(Records from a dataset)
★ ★ ★ ★
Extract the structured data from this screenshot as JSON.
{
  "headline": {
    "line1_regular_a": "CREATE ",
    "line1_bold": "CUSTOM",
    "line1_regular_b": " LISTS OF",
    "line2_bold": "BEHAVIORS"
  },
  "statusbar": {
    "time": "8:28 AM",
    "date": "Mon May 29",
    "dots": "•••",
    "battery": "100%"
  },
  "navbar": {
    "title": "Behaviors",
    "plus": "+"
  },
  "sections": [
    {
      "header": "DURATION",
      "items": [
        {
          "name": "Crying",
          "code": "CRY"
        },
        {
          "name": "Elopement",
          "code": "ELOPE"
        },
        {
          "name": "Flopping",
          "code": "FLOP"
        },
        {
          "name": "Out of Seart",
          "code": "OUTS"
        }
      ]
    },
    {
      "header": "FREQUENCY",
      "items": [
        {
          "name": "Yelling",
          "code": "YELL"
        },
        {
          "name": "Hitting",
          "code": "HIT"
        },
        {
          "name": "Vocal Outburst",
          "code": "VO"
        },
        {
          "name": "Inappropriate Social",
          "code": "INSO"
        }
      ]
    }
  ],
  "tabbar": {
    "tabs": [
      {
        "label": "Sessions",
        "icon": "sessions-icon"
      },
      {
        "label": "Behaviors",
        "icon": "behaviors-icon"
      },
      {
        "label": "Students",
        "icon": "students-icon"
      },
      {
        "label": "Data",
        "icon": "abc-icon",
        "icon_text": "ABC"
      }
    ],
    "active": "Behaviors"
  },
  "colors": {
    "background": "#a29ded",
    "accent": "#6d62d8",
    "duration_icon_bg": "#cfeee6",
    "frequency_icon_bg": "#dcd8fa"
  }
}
★ ★ ★ ★
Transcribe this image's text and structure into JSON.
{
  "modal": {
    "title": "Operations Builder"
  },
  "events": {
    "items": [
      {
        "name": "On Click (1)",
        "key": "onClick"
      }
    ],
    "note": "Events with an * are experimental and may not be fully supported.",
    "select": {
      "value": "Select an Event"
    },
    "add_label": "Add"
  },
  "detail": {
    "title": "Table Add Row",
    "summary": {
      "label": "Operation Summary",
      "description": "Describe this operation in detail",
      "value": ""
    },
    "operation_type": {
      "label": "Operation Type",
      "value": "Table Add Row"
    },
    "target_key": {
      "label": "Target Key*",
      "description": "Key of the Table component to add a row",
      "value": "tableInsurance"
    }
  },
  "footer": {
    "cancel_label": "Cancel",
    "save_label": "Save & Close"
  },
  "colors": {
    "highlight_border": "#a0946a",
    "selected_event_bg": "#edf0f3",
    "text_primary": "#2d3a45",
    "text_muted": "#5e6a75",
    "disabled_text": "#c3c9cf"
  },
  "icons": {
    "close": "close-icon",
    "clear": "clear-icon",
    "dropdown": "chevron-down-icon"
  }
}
★ ★ ★ ★
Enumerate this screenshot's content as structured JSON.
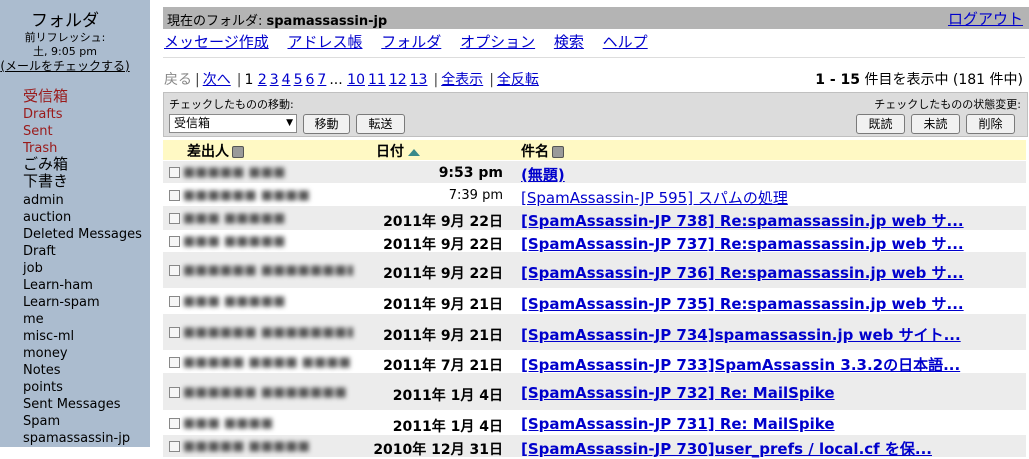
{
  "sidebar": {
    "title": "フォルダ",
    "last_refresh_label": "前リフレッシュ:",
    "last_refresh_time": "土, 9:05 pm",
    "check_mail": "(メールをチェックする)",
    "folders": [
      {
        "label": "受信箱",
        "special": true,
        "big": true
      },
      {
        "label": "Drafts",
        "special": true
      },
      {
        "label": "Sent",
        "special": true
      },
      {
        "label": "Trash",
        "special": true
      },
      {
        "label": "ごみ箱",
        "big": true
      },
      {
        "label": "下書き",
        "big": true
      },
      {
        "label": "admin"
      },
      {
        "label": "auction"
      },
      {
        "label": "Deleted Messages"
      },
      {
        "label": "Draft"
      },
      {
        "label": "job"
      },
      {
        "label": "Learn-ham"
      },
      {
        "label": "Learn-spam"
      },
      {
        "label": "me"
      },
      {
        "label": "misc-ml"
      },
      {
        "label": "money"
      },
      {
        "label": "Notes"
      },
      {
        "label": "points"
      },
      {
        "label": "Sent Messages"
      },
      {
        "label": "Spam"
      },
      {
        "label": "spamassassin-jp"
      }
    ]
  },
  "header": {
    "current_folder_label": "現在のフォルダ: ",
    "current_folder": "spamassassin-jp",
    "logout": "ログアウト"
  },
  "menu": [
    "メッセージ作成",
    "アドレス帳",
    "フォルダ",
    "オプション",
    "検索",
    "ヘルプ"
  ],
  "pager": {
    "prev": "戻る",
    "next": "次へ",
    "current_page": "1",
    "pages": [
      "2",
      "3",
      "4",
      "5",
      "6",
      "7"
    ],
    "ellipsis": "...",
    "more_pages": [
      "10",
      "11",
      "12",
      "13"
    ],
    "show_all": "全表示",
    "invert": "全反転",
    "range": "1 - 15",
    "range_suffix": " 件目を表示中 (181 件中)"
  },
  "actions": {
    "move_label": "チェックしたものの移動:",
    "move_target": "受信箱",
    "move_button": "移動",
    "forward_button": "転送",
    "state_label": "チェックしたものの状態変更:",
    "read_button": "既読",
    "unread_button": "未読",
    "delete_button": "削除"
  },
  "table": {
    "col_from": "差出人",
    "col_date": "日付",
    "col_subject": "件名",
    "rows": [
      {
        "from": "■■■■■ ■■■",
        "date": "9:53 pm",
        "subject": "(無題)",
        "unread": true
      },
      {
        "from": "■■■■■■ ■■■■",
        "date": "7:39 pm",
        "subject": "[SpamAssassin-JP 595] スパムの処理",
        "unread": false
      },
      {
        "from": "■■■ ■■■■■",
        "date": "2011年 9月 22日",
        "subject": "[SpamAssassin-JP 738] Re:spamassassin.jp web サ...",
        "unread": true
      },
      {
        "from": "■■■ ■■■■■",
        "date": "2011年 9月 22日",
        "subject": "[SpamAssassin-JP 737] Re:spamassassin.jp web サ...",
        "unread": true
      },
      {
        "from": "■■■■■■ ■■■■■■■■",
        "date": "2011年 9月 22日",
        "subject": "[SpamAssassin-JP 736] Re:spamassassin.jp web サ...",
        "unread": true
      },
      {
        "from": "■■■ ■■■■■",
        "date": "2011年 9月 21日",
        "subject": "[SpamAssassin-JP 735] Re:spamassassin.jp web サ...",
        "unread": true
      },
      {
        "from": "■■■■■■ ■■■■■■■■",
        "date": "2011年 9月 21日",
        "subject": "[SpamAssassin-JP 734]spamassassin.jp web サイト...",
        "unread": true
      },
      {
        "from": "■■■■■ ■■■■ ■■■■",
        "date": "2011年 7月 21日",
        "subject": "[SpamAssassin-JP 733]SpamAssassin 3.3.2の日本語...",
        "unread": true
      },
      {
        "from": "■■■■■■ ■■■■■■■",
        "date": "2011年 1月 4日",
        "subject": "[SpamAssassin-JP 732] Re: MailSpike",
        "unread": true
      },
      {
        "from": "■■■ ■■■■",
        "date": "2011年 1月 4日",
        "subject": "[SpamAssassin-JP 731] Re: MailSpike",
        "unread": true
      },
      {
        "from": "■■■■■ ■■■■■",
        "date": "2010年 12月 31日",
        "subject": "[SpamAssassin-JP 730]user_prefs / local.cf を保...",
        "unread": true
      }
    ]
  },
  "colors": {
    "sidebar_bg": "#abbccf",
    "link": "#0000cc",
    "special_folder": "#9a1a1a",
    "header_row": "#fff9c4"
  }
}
★ ★ ★ ★
- _Problem description_
Go through the records above and copy every line with the word "screenshot".

- _The answer_
Extract the structured data from this screenshot as JSON.
Enumerate this screenshot's content as structured JSON.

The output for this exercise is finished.